(Given exercise) In the data below, find each line containing the string "myodes" and return it.

(Provided records)
╭──
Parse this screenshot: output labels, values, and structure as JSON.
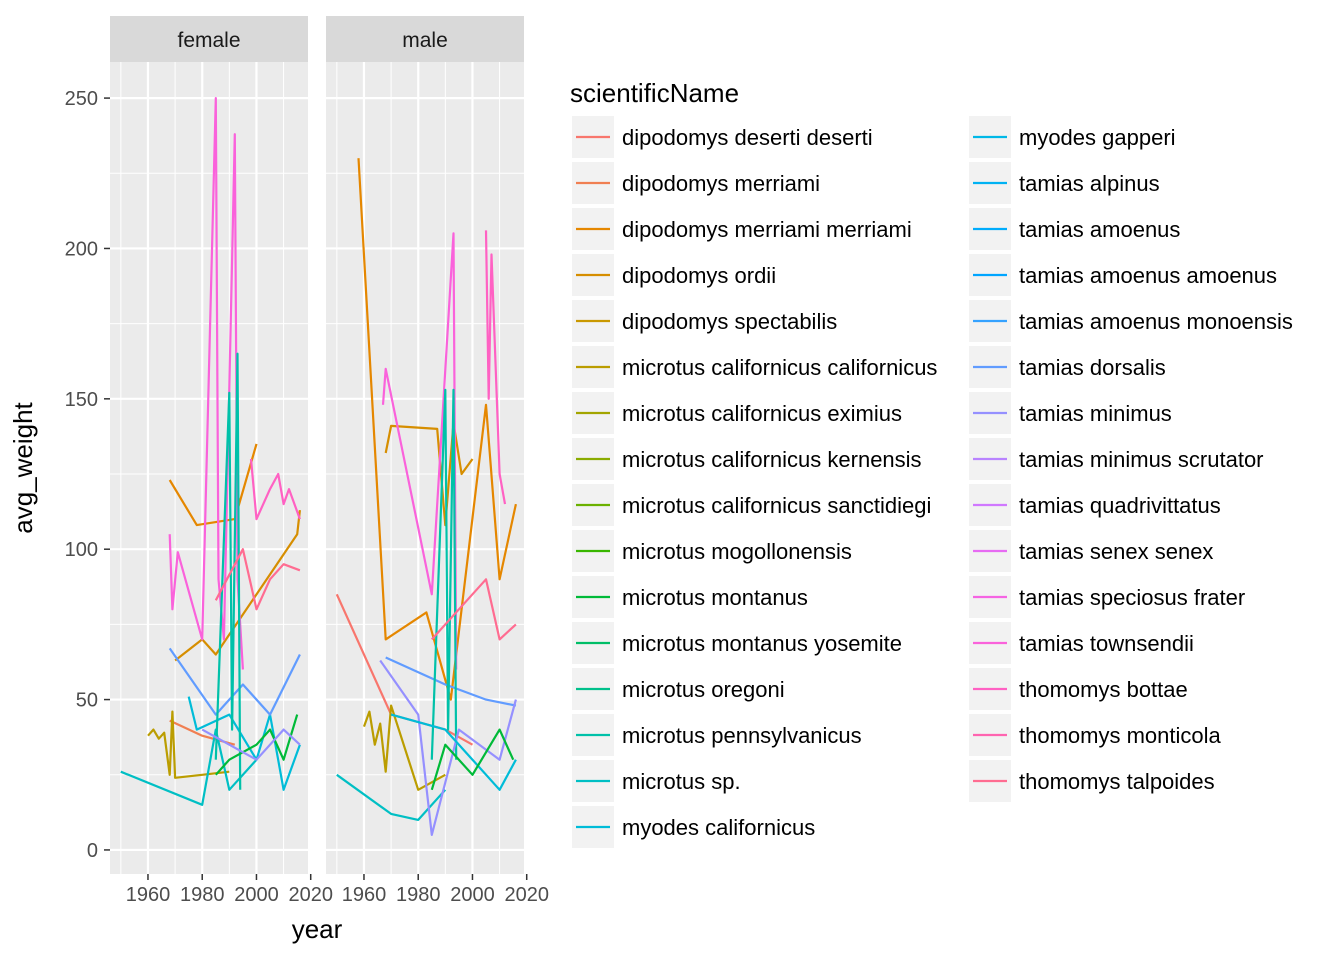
{
  "chart_data": {
    "type": "line",
    "facet_variable": "sex",
    "facets": [
      "female",
      "male"
    ],
    "xlabel": "year",
    "ylabel": "avg_weight",
    "xlim": [
      1946,
      2019
    ],
    "ylim": [
      -8,
      262
    ],
    "x_ticks": [
      1960,
      1980,
      2000,
      2020
    ],
    "y_ticks": [
      0,
      50,
      100,
      150,
      200,
      250
    ],
    "grid": true,
    "legend": {
      "title": "scientificName",
      "placement": "right",
      "columns": 2,
      "entries": [
        {
          "name": "dipodomys deserti deserti",
          "color": "#F8766D"
        },
        {
          "name": "dipodomys merriami",
          "color": "#F07F52"
        },
        {
          "name": "dipodomys merriami merriami",
          "color": "#E58700"
        },
        {
          "name": "dipodomys ordii",
          "color": "#D68E00"
        },
        {
          "name": "dipodomys spectabilis",
          "color": "#C99800"
        },
        {
          "name": "microtus californicus californicus",
          "color": "#BB9D00"
        },
        {
          "name": "microtus californicus eximius",
          "color": "#A3A500"
        },
        {
          "name": "microtus californicus kernensis",
          "color": "#8AAB00"
        },
        {
          "name": "microtus californicus sanctidiegi",
          "color": "#6BB100"
        },
        {
          "name": "microtus mogollonensis",
          "color": "#39B600"
        },
        {
          "name": "microtus montanus",
          "color": "#00BA38"
        },
        {
          "name": "microtus montanus yosemite",
          "color": "#00BE67"
        },
        {
          "name": "microtus oregoni",
          "color": "#00C08B"
        },
        {
          "name": "microtus pennsylvanicus",
          "color": "#00C1A9"
        },
        {
          "name": "microtus sp.",
          "color": "#00BFC4"
        },
        {
          "name": "myodes californicus",
          "color": "#00BCD8"
        },
        {
          "name": "myodes gapperi",
          "color": "#00B8E7"
        },
        {
          "name": "tamias alpinus",
          "color": "#00B2F3"
        },
        {
          "name": "tamias amoenus",
          "color": "#00ACFC"
        },
        {
          "name": "tamias amoenus amoenus",
          "color": "#00A5FF"
        },
        {
          "name": "tamias amoenus monoensis",
          "color": "#35A2FF"
        },
        {
          "name": "tamias dorsalis",
          "color": "#619CFF"
        },
        {
          "name": "tamias minimus",
          "color": "#9590FF"
        },
        {
          "name": "tamias minimus scrutator",
          "color": "#B983FF"
        },
        {
          "name": "tamias quadrivittatus",
          "color": "#D078FF"
        },
        {
          "name": "tamias senex senex",
          "color": "#E76BF3"
        },
        {
          "name": "tamias speciosus frater",
          "color": "#F564E3"
        },
        {
          "name": "tamias townsendii",
          "color": "#FA62DB"
        },
        {
          "name": "thomomys bottae",
          "color": "#FF61C3"
        },
        {
          "name": "thomomys monticola",
          "color": "#FF64B0"
        },
        {
          "name": "thomomys talpoides",
          "color": "#FF6C91"
        }
      ]
    },
    "series": [
      {
        "name": "dipodomys merriami merriami",
        "facet": "female",
        "color": "#E58700",
        "x": [
          1968,
          1978,
          1992,
          2000
        ],
        "y": [
          123,
          108,
          110,
          135
        ]
      },
      {
        "name": "dipodomys merriami",
        "facet": "female",
        "color": "#F07F52",
        "x": [
          1968,
          1980,
          1992
        ],
        "y": [
          43,
          38,
          35
        ]
      },
      {
        "name": "dipodomys ordii",
        "facet": "female",
        "color": "#D68E00",
        "x": [
          1970,
          1980,
          1985,
          2015,
          2016
        ],
        "y": [
          63,
          70,
          65,
          105,
          113
        ]
      },
      {
        "name": "microtus californicus californicus",
        "facet": "female",
        "color": "#BB9D00",
        "x": [
          1960,
          1962,
          1964,
          1966,
          1968,
          1969,
          1970,
          1980,
          1990
        ],
        "y": [
          38,
          40,
          37,
          39,
          25,
          46,
          24,
          25,
          26
        ]
      },
      {
        "name": "microtus sp.",
        "facet": "female",
        "color": "#00BFC4",
        "x": [
          1950,
          1980,
          1985,
          1990,
          2000
        ],
        "y": [
          26,
          15,
          40,
          20,
          30
        ]
      },
      {
        "name": "myodes californicus",
        "facet": "female",
        "color": "#00BCD8",
        "x": [
          1975,
          1978,
          1990,
          2000,
          2005,
          2010,
          2016
        ],
        "y": [
          51,
          40,
          45,
          30,
          45,
          20,
          35
        ]
      },
      {
        "name": "tamias dorsalis",
        "facet": "female",
        "color": "#619CFF",
        "x": [
          1968,
          1985,
          1995,
          2005,
          2016
        ],
        "y": [
          67,
          45,
          55,
          45,
          65
        ]
      },
      {
        "name": "tamias townsendii",
        "facet": "female",
        "color": "#FA62DB",
        "x": [
          1968,
          1969,
          1971,
          1980,
          1985,
          1986,
          1988,
          1992,
          1993,
          1995
        ],
        "y": [
          105,
          80,
          99,
          70,
          250,
          90,
          70,
          238,
          90,
          60
        ]
      },
      {
        "name": "microtus pennsylvanicus",
        "facet": "female",
        "color": "#00C1A9",
        "x": [
          1985,
          1990,
          1991,
          1993,
          1994
        ],
        "y": [
          30,
          152,
          40,
          165,
          20
        ]
      },
      {
        "name": "thomomys talpoides",
        "facet": "female",
        "color": "#FF6C91",
        "x": [
          1985,
          1995,
          2000,
          2005,
          2010,
          2016
        ],
        "y": [
          83,
          100,
          80,
          90,
          95,
          93
        ]
      },
      {
        "name": "thomomys bottae",
        "facet": "female",
        "color": "#FF61C3",
        "x": [
          1998,
          2000,
          2005,
          2008,
          2010,
          2012,
          2016
        ],
        "y": [
          130,
          110,
          120,
          125,
          115,
          120,
          110
        ]
      },
      {
        "name": "microtus montanus",
        "facet": "female",
        "color": "#00BA38",
        "x": [
          1985,
          1990,
          2000,
          2005,
          2010,
          2015
        ],
        "y": [
          25,
          30,
          35,
          40,
          30,
          45
        ]
      },
      {
        "name": "tamias minimus",
        "facet": "female",
        "color": "#9590FF",
        "x": [
          1980,
          1990,
          2000,
          2010,
          2016
        ],
        "y": [
          40,
          35,
          30,
          40,
          35
        ]
      },
      {
        "name": "dipodomys merriami merriami",
        "facet": "male",
        "color": "#E58700",
        "x": [
          1958,
          1968,
          1983,
          1992,
          2005,
          2010,
          2016
        ],
        "y": [
          230,
          70,
          79,
          50,
          148,
          90,
          115
        ]
      },
      {
        "name": "dipodomys deserti deserti",
        "facet": "male",
        "color": "#F8766D",
        "x": [
          1950,
          1970,
          1990,
          2000
        ],
        "y": [
          85,
          45,
          40,
          35
        ]
      },
      {
        "name": "dipodomys ordii",
        "facet": "male",
        "color": "#D68E00",
        "x": [
          1968,
          1970,
          1987,
          1990,
          1993,
          1996,
          2000
        ],
        "y": [
          132,
          141,
          140,
          108,
          142,
          125,
          130
        ]
      },
      {
        "name": "microtus californicus californicus",
        "facet": "male",
        "color": "#BB9D00",
        "x": [
          1960,
          1962,
          1964,
          1966,
          1968,
          1970,
          1980,
          1990
        ],
        "y": [
          41,
          46,
          35,
          42,
          26,
          48,
          20,
          25
        ]
      },
      {
        "name": "microtus sp.",
        "facet": "male",
        "color": "#00BFC4",
        "x": [
          1950,
          1970,
          1980,
          1990
        ],
        "y": [
          25,
          12,
          10,
          20
        ]
      },
      {
        "name": "tamias dorsalis",
        "facet": "male",
        "color": "#619CFF",
        "x": [
          1968,
          1990,
          2005,
          2016
        ],
        "y": [
          64,
          55,
          50,
          48
        ]
      },
      {
        "name": "tamias townsendii",
        "facet": "male",
        "color": "#FA62DB",
        "x": [
          1967,
          1968,
          1985,
          1993,
          1994
        ],
        "y": [
          148,
          160,
          85,
          205,
          60
        ]
      },
      {
        "name": "microtus pennsylvanicus",
        "facet": "male",
        "color": "#00C1A9",
        "x": [
          1985,
          1990,
          1991,
          1993,
          1994
        ],
        "y": [
          30,
          153,
          40,
          153,
          30
        ]
      },
      {
        "name": "thomomys bottae",
        "facet": "male",
        "color": "#FF61C3",
        "x": [
          2005,
          2006,
          2007,
          2010,
          2012
        ],
        "y": [
          206,
          150,
          198,
          125,
          115
        ]
      },
      {
        "name": "thomomys talpoides",
        "facet": "male",
        "color": "#FF6C91",
        "x": [
          1985,
          1995,
          2005,
          2010,
          2016
        ],
        "y": [
          70,
          80,
          90,
          70,
          75
        ]
      },
      {
        "name": "tamias minimus",
        "facet": "male",
        "color": "#9590FF",
        "x": [
          1966,
          1980,
          1985,
          1995,
          2010,
          2016
        ],
        "y": [
          63,
          45,
          5,
          40,
          30,
          50
        ]
      },
      {
        "name": "myodes californicus",
        "facet": "male",
        "color": "#00BCD8",
        "x": [
          1970,
          1990,
          2000,
          2010,
          2016
        ],
        "y": [
          45,
          40,
          30,
          20,
          30
        ]
      },
      {
        "name": "microtus montanus",
        "facet": "male",
        "color": "#00BA38",
        "x": [
          1985,
          1990,
          2000,
          2010,
          2015
        ],
        "y": [
          20,
          35,
          25,
          40,
          30
        ]
      }
    ]
  }
}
╰──
(Correct result)
          "name": "myodes californicus",
          "name": "myodes gapperi",
        "name": "myodes californicus",
        "name": "myodes californicus",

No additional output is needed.